Read the material below and count the lines holding the string "JSON". Give that count with nothing added.

[Figure record extracts]
════════
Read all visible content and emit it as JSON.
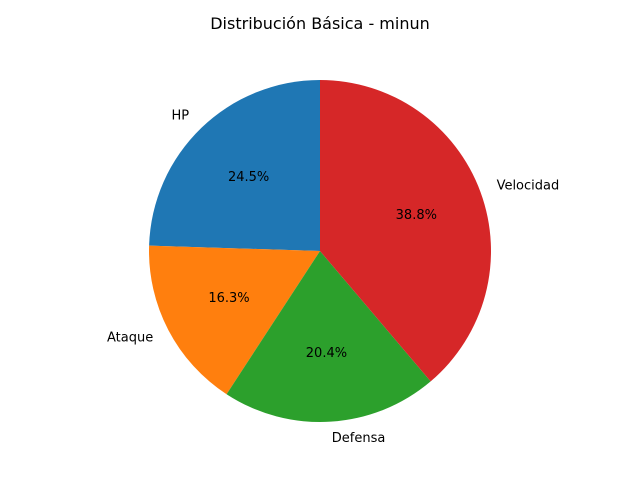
{
  "chart_data": {
    "type": "pie",
    "title": "Distribución Básica - minun",
    "categories": [
      "HP",
      "Ataque",
      "Defensa",
      "Velocidad"
    ],
    "values": [
      24.5,
      16.3,
      20.4,
      38.8
    ],
    "percent_labels": [
      "24.5%",
      "16.3%",
      "20.4%",
      "38.8%"
    ],
    "colors": [
      "#1f77b4",
      "#ff7f0e",
      "#2ca02c",
      "#d62728"
    ],
    "start_angle_deg": 90,
    "direction": "counterclockwise",
    "legend": "none"
  }
}
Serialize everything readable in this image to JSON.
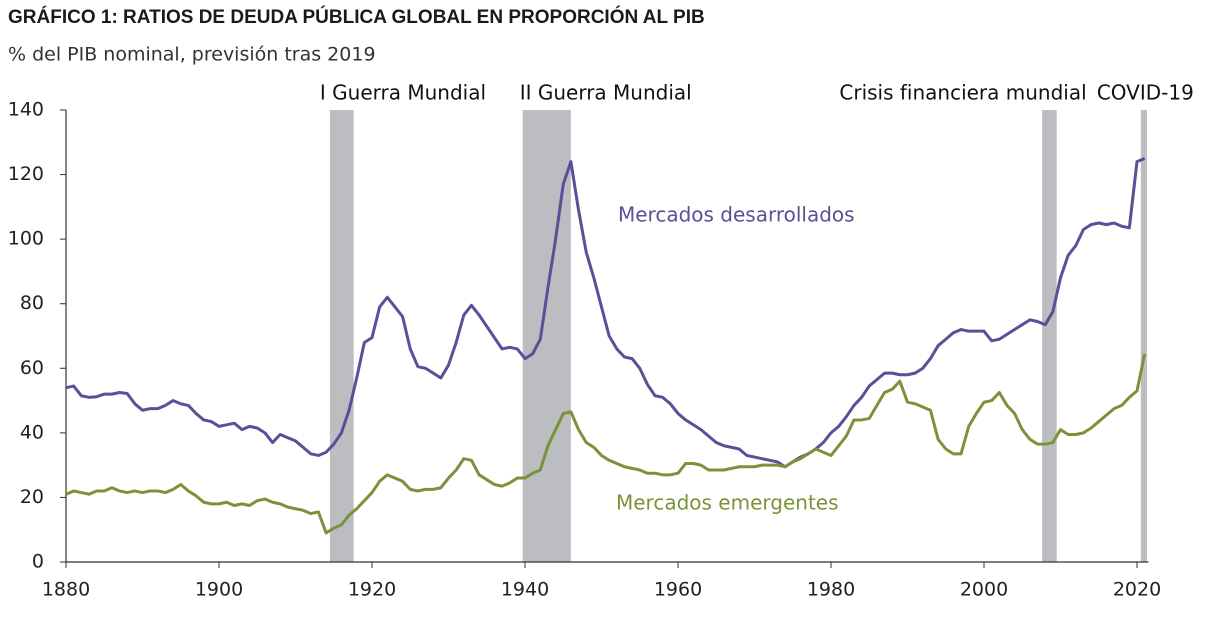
{
  "chart_data": {
    "type": "line",
    "title": "GRÁFICO 1: RATIOS DE DEUDA PÚBLICA GLOBAL EN PROPORCIÓN AL PIB",
    "subtitle": "% del PIB nominal, previsión tras 2019",
    "x": [
      1880,
      1881,
      1882,
      1883,
      1884,
      1885,
      1886,
      1887,
      1888,
      1889,
      1890,
      1891,
      1892,
      1893,
      1894,
      1895,
      1896,
      1897,
      1898,
      1899,
      1900,
      1901,
      1902,
      1903,
      1904,
      1905,
      1906,
      1907,
      1908,
      1909,
      1910,
      1911,
      1912,
      1913,
      1914,
      1915,
      1916,
      1917,
      1918,
      1919,
      1920,
      1921,
      1922,
      1923,
      1924,
      1925,
      1926,
      1927,
      1928,
      1929,
      1930,
      1931,
      1932,
      1933,
      1934,
      1935,
      1936,
      1937,
      1938,
      1939,
      1940,
      1941,
      1942,
      1943,
      1944,
      1945,
      1946,
      1947,
      1948,
      1949,
      1950,
      1951,
      1952,
      1953,
      1954,
      1955,
      1956,
      1957,
      1958,
      1959,
      1960,
      1961,
      1962,
      1963,
      1964,
      1965,
      1966,
      1967,
      1968,
      1969,
      1970,
      1971,
      1972,
      1973,
      1974,
      1975,
      1976,
      1977,
      1978,
      1979,
      1980,
      1981,
      1982,
      1983,
      1984,
      1985,
      1986,
      1987,
      1988,
      1989,
      1990,
      1991,
      1992,
      1993,
      1994,
      1995,
      1996,
      1997,
      1998,
      1999,
      2000,
      2001,
      2002,
      2003,
      2004,
      2005,
      2006,
      2007,
      2008,
      2009,
      2010,
      2011,
      2012,
      2013,
      2014,
      2015,
      2016,
      2017,
      2018,
      2019,
      2020,
      2021
    ],
    "series": [
      {
        "name": "Mercados desarrollados",
        "color": "#5b4f97",
        "values": [
          54,
          54.5,
          51.5,
          51,
          51.2,
          52,
          52,
          52.5,
          52.2,
          49,
          47,
          47.5,
          47.5,
          48.5,
          50,
          49,
          48.5,
          46,
          44,
          43.5,
          42,
          42.5,
          43,
          41,
          42,
          41.5,
          40,
          37,
          39.5,
          38.5,
          37.5,
          35.5,
          33.5,
          33,
          34,
          36.5,
          40,
          47,
          57,
          68,
          69.5,
          79,
          82,
          79,
          76,
          66,
          60.5,
          60,
          58.5,
          57,
          61,
          68,
          76.5,
          79.5,
          76.5,
          73,
          69.5,
          66,
          66.5,
          66,
          63,
          64.5,
          69,
          85,
          100,
          117,
          124,
          109,
          96,
          88,
          79,
          70,
          66,
          63.5,
          63,
          60,
          55,
          51.5,
          51,
          49,
          46,
          44,
          42.5,
          41,
          39,
          37,
          36,
          35.5,
          35,
          33,
          32.5,
          32,
          31.5,
          31,
          29.5,
          31,
          32.5,
          33.5,
          35,
          37,
          40,
          42,
          45,
          48.5,
          51,
          54.5,
          56.5,
          58.5,
          58.5,
          58,
          58,
          58.5,
          60,
          63,
          67,
          69,
          71,
          72,
          71.5,
          71.5,
          71.5,
          68.5,
          69,
          70.5,
          72,
          73.5,
          75,
          74.5,
          73.5,
          77.5,
          88,
          95,
          98,
          103,
          104.5,
          105,
          104.5,
          105,
          104,
          103.5,
          124,
          125
        ]
      },
      {
        "name": "Mercados emergentes",
        "color": "#7b9239",
        "values": [
          21,
          22,
          21.5,
          21,
          22,
          22,
          23,
          22,
          21.5,
          22,
          21.5,
          22,
          22,
          21.5,
          22.5,
          24,
          22,
          20.5,
          18.5,
          18,
          18,
          18.5,
          17.5,
          18,
          17.5,
          19,
          19.5,
          18.5,
          18,
          17,
          16.5,
          16,
          15,
          15.5,
          9,
          10.5,
          11.5,
          14.5,
          16.5,
          19,
          21.5,
          25,
          27,
          26,
          25,
          22.5,
          22,
          22.5,
          22.5,
          23,
          26,
          28.5,
          32,
          31.5,
          27,
          25.5,
          24,
          23.5,
          24.5,
          26,
          26,
          27.5,
          28.5,
          36,
          41,
          46,
          46.5,
          41,
          37,
          35.5,
          33,
          31.5,
          30.5,
          29.5,
          29,
          28.5,
          27.5,
          27.5,
          27,
          27,
          27.5,
          30.5,
          30.5,
          30,
          28.5,
          28.5,
          28.5,
          29,
          29.5,
          29.5,
          29.5,
          30,
          30,
          30,
          29.5,
          31,
          32,
          33.5,
          35,
          34,
          33,
          36,
          39,
          44,
          44,
          44.5,
          48.5,
          52.5,
          53.5,
          56,
          49.5,
          49,
          48,
          47,
          38,
          35,
          33.5,
          33.5,
          42,
          46,
          49.5,
          50,
          52.5,
          48.5,
          46,
          41,
          38,
          36.5,
          36.5,
          37,
          41,
          39.5,
          39.5,
          40,
          41.5,
          43.5,
          45.5,
          47.5,
          48.5,
          51,
          53,
          64.5
        ]
      }
    ],
    "shaded_periods": [
      {
        "label": "I Guerra Mundial",
        "start": 1914.5,
        "end": 1917.6
      },
      {
        "label": "II Guerra Mundial",
        "start": 1939.7,
        "end": 1946
      },
      {
        "label": "Crisis financiera mundial",
        "start": 2007.6,
        "end": 2009.5
      },
      {
        "label": "COVID-19",
        "start": 2020.5,
        "end": 2021.3
      }
    ],
    "shade_color": "#bcbdc0",
    "xlim": [
      1880,
      2021.5
    ],
    "xticks": [
      1880,
      1900,
      1920,
      1940,
      1960,
      1980,
      2000,
      2020
    ],
    "ylim": [
      0,
      140
    ],
    "yticks": [
      0,
      20,
      40,
      60,
      80,
      100,
      120,
      140
    ],
    "grid": false
  }
}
════════
(OUTPUT FOR THIS TASK): 2